>>>>>
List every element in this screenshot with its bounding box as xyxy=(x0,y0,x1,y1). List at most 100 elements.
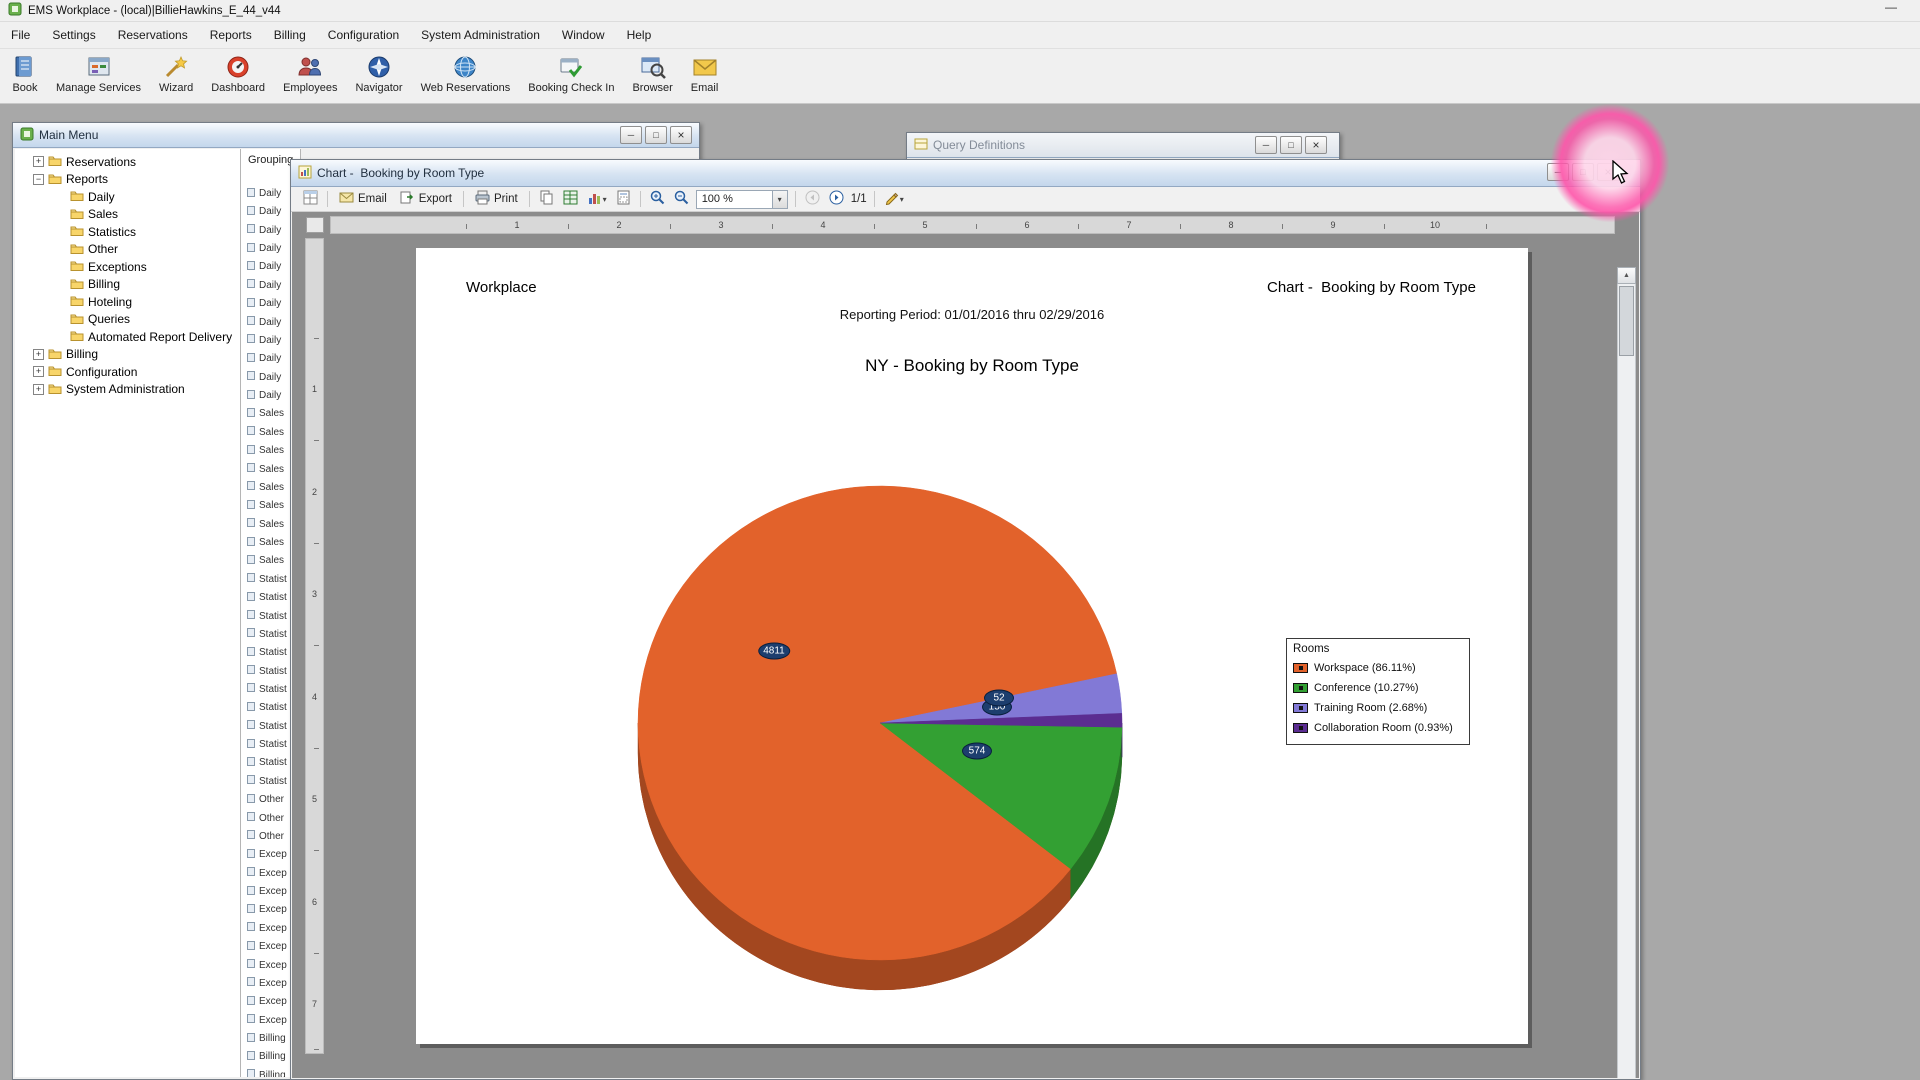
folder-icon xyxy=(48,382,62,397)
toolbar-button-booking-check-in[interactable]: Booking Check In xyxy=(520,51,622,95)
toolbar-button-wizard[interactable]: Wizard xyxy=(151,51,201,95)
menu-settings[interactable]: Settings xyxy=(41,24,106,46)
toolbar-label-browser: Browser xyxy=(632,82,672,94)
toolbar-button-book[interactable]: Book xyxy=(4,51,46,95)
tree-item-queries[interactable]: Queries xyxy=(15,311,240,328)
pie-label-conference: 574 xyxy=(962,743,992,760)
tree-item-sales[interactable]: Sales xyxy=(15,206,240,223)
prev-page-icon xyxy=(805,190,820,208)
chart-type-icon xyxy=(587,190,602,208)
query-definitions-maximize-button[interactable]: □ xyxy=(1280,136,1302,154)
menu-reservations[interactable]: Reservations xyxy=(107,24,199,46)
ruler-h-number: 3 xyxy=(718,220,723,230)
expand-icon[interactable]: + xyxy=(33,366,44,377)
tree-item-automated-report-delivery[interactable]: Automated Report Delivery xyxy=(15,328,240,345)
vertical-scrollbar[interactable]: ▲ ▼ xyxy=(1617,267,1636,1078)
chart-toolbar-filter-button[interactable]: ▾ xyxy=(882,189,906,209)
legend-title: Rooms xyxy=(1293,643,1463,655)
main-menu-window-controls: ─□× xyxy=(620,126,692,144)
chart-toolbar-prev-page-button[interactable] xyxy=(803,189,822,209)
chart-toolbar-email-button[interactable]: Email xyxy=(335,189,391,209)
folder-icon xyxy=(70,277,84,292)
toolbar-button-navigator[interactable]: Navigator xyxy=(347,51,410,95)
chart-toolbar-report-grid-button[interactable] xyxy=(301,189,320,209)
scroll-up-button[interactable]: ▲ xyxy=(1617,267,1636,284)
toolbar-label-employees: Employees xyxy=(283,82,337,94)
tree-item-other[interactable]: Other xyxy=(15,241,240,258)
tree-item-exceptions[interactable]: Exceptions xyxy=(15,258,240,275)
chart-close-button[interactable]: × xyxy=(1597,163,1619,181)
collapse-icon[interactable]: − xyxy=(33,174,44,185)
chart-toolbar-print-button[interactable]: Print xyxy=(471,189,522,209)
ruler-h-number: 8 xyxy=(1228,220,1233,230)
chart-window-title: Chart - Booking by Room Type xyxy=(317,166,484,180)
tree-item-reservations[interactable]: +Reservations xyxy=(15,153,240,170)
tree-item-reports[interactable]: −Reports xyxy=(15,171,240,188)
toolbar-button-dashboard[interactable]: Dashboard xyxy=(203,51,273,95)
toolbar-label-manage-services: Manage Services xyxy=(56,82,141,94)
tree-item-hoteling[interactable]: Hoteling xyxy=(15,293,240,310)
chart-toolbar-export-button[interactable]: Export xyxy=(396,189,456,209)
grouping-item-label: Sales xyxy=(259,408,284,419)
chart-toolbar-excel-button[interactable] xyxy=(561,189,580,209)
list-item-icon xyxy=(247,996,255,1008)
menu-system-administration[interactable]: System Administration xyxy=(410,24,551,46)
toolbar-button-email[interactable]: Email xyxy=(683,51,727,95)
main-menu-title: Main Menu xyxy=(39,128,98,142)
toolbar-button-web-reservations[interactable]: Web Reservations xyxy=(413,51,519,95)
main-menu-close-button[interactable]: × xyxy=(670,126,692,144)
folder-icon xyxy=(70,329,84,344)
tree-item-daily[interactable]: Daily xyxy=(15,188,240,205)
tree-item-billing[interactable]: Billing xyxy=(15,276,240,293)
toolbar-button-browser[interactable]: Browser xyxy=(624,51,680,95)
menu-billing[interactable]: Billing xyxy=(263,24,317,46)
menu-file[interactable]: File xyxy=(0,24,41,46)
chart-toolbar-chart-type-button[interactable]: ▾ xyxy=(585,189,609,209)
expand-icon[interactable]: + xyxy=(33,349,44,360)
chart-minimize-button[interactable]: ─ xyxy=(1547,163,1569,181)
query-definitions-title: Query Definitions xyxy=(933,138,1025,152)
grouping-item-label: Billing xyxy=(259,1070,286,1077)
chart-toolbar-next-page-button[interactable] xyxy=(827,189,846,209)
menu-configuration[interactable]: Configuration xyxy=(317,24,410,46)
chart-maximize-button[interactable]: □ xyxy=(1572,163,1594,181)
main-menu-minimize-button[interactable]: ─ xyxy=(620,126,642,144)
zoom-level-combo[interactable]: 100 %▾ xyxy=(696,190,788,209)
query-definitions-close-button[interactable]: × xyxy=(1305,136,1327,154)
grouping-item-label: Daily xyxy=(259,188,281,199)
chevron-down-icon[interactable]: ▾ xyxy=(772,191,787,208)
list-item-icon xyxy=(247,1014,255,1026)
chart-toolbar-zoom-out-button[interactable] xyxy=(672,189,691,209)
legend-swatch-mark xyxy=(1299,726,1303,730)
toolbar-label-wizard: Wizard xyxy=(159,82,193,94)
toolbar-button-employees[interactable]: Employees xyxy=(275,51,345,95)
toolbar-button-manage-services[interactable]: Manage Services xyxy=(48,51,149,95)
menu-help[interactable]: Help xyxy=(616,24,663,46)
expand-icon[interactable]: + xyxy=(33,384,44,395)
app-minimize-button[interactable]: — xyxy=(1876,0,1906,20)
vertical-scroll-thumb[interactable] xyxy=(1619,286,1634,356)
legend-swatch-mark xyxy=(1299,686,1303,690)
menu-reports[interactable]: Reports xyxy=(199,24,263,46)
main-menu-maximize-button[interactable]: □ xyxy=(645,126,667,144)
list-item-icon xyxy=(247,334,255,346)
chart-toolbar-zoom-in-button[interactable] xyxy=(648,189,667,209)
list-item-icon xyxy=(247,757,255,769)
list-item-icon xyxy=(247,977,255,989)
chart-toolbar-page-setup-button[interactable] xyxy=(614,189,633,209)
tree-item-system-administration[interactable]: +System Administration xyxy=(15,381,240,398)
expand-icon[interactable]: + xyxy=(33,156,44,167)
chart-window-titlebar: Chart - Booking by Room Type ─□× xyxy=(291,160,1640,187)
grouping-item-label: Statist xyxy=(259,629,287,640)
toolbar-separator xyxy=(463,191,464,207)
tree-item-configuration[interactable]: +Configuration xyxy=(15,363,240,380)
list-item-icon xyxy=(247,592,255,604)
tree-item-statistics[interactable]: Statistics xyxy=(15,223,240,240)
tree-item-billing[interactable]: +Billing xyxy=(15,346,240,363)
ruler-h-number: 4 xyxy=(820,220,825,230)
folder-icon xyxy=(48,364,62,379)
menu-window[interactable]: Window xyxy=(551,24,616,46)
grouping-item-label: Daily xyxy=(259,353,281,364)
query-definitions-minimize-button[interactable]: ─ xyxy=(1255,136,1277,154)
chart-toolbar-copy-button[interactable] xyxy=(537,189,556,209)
<<<<<
▸ **EXERCISE OBJECTIVE**
Recast all of the material above as a Markdown table with the columns "Row" and "Line", one line per row, numbered in order, with blank lines left out. Leave the pictures out of the table.

▸ **RESULT OF THE EXERCISE**
| Row | Line |
|---|---|
| 1 | List every element in this screenshot with its bounding box as xyxy=(x0,y0,x1,y1). List at most 100 elements. |
| 2 | folder-icon xyxy=(48,382,62,397) |
| 3 | toolbar-button-booking-check-in[interactable]: Booking Check In xyxy=(520,51,622,95) |
| 4 | toolbar-button-wizard[interactable]: Wizard xyxy=(151,51,201,95) |
| 5 | menu-settings[interactable]: Settings xyxy=(41,24,106,46) |
| 6 | toolbar-label-browser: Browser xyxy=(632,82,672,94) |
| 7 | toolbar-button-book[interactable]: Book xyxy=(4,51,46,95) |
| 8 | tree-item-queries[interactable]: Queries xyxy=(15,311,240,328) |
| 9 | pie-label-conference: 574 xyxy=(962,743,992,760) |
| 10 | tree-item-sales[interactable]: Sales xyxy=(15,206,240,223) |
| 11 | prev-page-icon xyxy=(805,190,820,208) |
| 12 | chart-type-icon xyxy=(587,190,602,208) |
| 13 | query-definitions-maximize-button[interactable]: □ xyxy=(1280,136,1302,154) |
| 14 | menu-reservations[interactable]: Reservations xyxy=(107,24,199,46) |
| 15 | ruler-h-number: 3 xyxy=(718,220,723,230) |
| 16 | expand-icon[interactable]: + xyxy=(33,366,44,377) |
| 17 | tree-item-automated-report-delivery[interactable]: Automated Report Delivery xyxy=(15,328,240,345) |
| 18 | vertical-scrollbar[interactable]: ▲ ▼ xyxy=(1617,267,1636,1078) |
| 19 | chart-toolbar-filter-button[interactable]: ▾ xyxy=(882,189,906,209) |
| 20 | legend-title: Rooms xyxy=(1293,643,1463,655) |
| 21 | main-menu-window-controls: ─□× xyxy=(620,126,692,144) |
| 22 | chart-toolbar-prev-page-button[interactable] xyxy=(803,189,822,209) |
| 23 | chart-toolbar-email-button[interactable]: Email xyxy=(335,189,391,209) |
| 24 | folder-icon xyxy=(70,277,84,292) |
| 25 | toolbar-button-navigator[interactable]: Navigator xyxy=(347,51,410,95) |
| 26 | chart-toolbar-report-grid-button[interactable] xyxy=(301,189,320,209) |
| 27 | scroll-up-button[interactable]: ▲ xyxy=(1617,267,1636,284) |
| 28 | toolbar-label-employees: Employees xyxy=(283,82,337,94) |
| 29 | tree-item-other[interactable]: Other xyxy=(15,241,240,258) |
| 30 | tree-item-exceptions[interactable]: Exceptions xyxy=(15,258,240,275) |
| 31 | chart-close-button[interactable]: × xyxy=(1597,163,1619,181) |
| 32 | collapse-icon[interactable]: − xyxy=(33,174,44,185) |
| 33 | chart-toolbar-print-button[interactable]: Print xyxy=(471,189,522,209) |
| 34 | ruler-h-number: 8 xyxy=(1228,220,1233,230) |
| 35 | chart-window-title: Chart - Booking by Room Type xyxy=(317,166,484,180) |
| 36 | tree-item-reservations[interactable]: +Reservations xyxy=(15,153,240,170) |
| 37 | tree-item-reports[interactable]: −Reports xyxy=(15,171,240,188) |
| 38 | toolbar-button-dashboard[interactable]: Dashboard xyxy=(203,51,273,95) |
| 39 | toolbar-label-manage-services: Manage Services xyxy=(56,82,141,94) |
| 40 | tree-item-hoteling[interactable]: Hoteling xyxy=(15,293,240,310) |
| 41 | chart-toolbar-export-button[interactable]: Export xyxy=(396,189,456,209) |
| 42 | grouping-item-label: Sales xyxy=(259,408,284,419) |
| 43 | chart-toolbar-excel-button[interactable] xyxy=(561,189,580,209) |
| 44 | list-item-icon xyxy=(247,996,255,1008) |
| 45 | menu-system-administration[interactable]: System Administration xyxy=(410,24,551,46) |
| 46 | toolbar-button-email[interactable]: Email xyxy=(683,51,727,95) |
| 47 | main-menu-title: Main Menu xyxy=(39,128,98,142) |
| 48 | toolbar-button-web-reservations[interactable]: Web Reservations xyxy=(413,51,519,95) |
| 49 | main-menu-close-button[interactable]: × xyxy=(670,126,692,144) |
| 50 | folder-icon xyxy=(70,329,84,344) |
| 51 | tree-item-daily[interactable]: Daily xyxy=(15,188,240,205) |
| 52 | tree-item-billing[interactable]: Billing xyxy=(15,276,240,293) |
| 53 | toolbar-button-browser[interactable]: Browser xyxy=(624,51,680,95) |
| 54 | menu-billing[interactable]: Billing xyxy=(263,24,317,46) |
| 55 | menu-file[interactable]: File xyxy=(0,24,41,46) |
| 56 | chart-toolbar-chart-type-button[interactable]: ▾ xyxy=(585,189,609,209) |
| 57 | expand-icon[interactable]: + xyxy=(33,349,44,360) |
| 58 | chart-minimize-button[interactable]: ─ xyxy=(1547,163,1569,181) |
| 59 | query-definitions-title: Query Definitions xyxy=(933,138,1025,152) |
| 60 | grouping-item-label: Billing xyxy=(259,1070,286,1077) |
| 61 | chart-toolbar-next-page-button[interactable] xyxy=(827,189,846,209) |
| 62 | menu-configuration[interactable]: Configuration xyxy=(317,24,410,46) |
| 63 | chart-maximize-button[interactable]: □ xyxy=(1572,163,1594,181) |
| 64 | main-menu-minimize-button[interactable]: ─ xyxy=(620,126,642,144) |
| 65 | zoom-level-combo[interactable]: 100 %▾ xyxy=(696,190,788,209) |
| 66 | query-definitions-close-button[interactable]: × xyxy=(1305,136,1327,154) |
| 67 | grouping-item-label: Daily xyxy=(259,188,281,199) |
| 68 | chevron-down-icon[interactable]: ▾ xyxy=(772,191,787,208) |
| 69 | list-item-icon xyxy=(247,1014,255,1026) |
| 70 | chart-toolbar-zoom-out-button[interactable] xyxy=(672,189,691,209) |
| 71 | legend-swatch-mark xyxy=(1299,726,1303,730) |
| 72 | toolbar-label-wizard: Wizard xyxy=(159,82,193,94) |
| 73 | toolbar-button-employees[interactable]: Employees xyxy=(275,51,345,95) |
| 74 | toolbar-button-manage-services[interactable]: Manage Services xyxy=(48,51,149,95) |
| 75 | menu-help[interactable]: Help xyxy=(616,24,663,46) |
| 76 | expand-icon[interactable]: + xyxy=(33,384,44,395) |
| 77 | app-minimize-button[interactable]: — xyxy=(1876,0,1906,20) |
| 78 | vertical-scroll-thumb[interactable] xyxy=(1619,286,1634,356) |
| 79 | legend-swatch-mark xyxy=(1299,686,1303,690) |
| 80 | menu-reports[interactable]: Reports xyxy=(199,24,263,46) |
| 81 | main-menu-maximize-button[interactable]: □ xyxy=(645,126,667,144) |
| 82 | list-item-icon xyxy=(247,334,255,346) |
| 83 | chart-toolbar-zoom-in-button[interactable] xyxy=(648,189,667,209) |
| 84 | list-item-icon xyxy=(247,757,255,769) |
| 85 | list-item-icon xyxy=(247,977,255,989) |
| 86 | chart-toolbar-page-setup-button[interactable] xyxy=(614,189,633,209) |
| 87 | tree-item-system-administration[interactable]: +System Administration xyxy=(15,381,240,398) |
| 88 | expand-icon[interactable]: + xyxy=(33,156,44,167) |
| 89 | chart-window-titlebar: Chart - Booking by Room Type ─□× xyxy=(291,160,1640,187) |
| 90 | grouping-item-label: Statist xyxy=(259,629,287,640) |
| 91 | toolbar-separator xyxy=(463,191,464,207) |
| 92 | tree-item-configuration[interactable]: +Configuration xyxy=(15,363,240,380) |
| 93 | list-item-icon xyxy=(247,592,255,604) |
| 94 | tree-item-statistics[interactable]: Statistics xyxy=(15,223,240,240) |
| 95 | tree-item-billing[interactable]: +Billing xyxy=(15,346,240,363) |
| 96 | ruler-h-number: 4 xyxy=(820,220,825,230) |
| 97 | folder-icon xyxy=(48,364,62,379) |
| 98 | menu-window[interactable]: Window xyxy=(551,24,616,46) |
| 99 | grouping-item-label: Daily xyxy=(259,353,281,364) |
| 100 | query-definitions-minimize-button[interactable]: ─ xyxy=(1255,136,1277,154) |
| 101 | chart-toolbar-copy-button[interactable] xyxy=(537,189,556,209) |